__SET EXERCISE__.
Identify the lines that contain the word "more", then copy them.

----------------

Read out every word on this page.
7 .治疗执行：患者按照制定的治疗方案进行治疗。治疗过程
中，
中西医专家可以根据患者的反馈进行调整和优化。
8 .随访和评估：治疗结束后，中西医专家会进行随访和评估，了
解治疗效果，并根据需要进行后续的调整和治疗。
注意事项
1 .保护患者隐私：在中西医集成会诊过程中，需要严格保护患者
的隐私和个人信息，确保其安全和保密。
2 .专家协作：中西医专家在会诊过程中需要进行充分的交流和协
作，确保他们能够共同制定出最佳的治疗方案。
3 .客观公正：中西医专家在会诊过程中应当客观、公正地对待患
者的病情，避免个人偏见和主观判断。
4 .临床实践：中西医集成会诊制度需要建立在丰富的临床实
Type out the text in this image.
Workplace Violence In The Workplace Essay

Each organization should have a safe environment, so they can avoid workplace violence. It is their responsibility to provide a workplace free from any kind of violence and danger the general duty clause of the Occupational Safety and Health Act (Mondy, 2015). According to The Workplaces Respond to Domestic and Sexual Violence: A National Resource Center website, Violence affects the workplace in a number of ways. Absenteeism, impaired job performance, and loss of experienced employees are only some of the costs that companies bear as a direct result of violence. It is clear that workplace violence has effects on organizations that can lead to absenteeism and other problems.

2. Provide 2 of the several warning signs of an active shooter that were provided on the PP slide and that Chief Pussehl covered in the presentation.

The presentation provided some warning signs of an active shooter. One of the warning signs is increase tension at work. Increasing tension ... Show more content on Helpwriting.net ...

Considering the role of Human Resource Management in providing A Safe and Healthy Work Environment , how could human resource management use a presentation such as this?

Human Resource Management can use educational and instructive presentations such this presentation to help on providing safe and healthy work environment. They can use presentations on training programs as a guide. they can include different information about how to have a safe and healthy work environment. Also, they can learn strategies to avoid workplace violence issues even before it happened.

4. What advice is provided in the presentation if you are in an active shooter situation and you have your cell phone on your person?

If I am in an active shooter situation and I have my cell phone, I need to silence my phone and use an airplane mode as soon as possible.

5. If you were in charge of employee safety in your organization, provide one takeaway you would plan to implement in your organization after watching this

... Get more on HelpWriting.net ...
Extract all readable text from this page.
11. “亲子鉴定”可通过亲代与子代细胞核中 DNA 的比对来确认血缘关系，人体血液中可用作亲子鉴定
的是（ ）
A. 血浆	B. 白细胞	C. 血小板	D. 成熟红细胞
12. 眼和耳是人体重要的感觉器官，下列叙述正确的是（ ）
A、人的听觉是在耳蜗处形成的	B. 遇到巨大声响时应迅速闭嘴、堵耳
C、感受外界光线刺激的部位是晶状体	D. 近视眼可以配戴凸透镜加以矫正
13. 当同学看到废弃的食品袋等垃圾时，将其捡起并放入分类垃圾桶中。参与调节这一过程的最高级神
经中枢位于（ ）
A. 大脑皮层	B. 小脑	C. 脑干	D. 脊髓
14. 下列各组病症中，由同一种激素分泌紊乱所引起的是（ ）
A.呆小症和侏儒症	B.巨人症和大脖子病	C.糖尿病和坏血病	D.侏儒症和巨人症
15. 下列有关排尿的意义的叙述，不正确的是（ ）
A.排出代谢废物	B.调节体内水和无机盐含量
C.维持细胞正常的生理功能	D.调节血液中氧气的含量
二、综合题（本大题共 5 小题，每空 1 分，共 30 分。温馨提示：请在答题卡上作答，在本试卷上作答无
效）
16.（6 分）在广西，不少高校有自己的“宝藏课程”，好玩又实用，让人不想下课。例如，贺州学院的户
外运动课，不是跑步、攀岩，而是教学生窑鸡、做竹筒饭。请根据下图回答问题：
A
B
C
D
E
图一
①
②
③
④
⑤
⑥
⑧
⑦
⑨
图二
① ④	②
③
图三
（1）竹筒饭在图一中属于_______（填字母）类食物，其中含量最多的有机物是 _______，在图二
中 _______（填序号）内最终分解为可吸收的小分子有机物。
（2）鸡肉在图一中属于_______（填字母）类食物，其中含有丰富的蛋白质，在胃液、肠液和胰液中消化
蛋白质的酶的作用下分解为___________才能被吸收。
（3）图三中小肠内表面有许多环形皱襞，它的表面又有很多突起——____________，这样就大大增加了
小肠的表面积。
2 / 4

----------------

__CORRECT ANSWER__.
The presentation provided some warning signs of an active shooter. One of the warning signs is increase tension at work. Increasing tension ... Show more content on Helpwriting.net ...
... Get more on HelpWriting.net ...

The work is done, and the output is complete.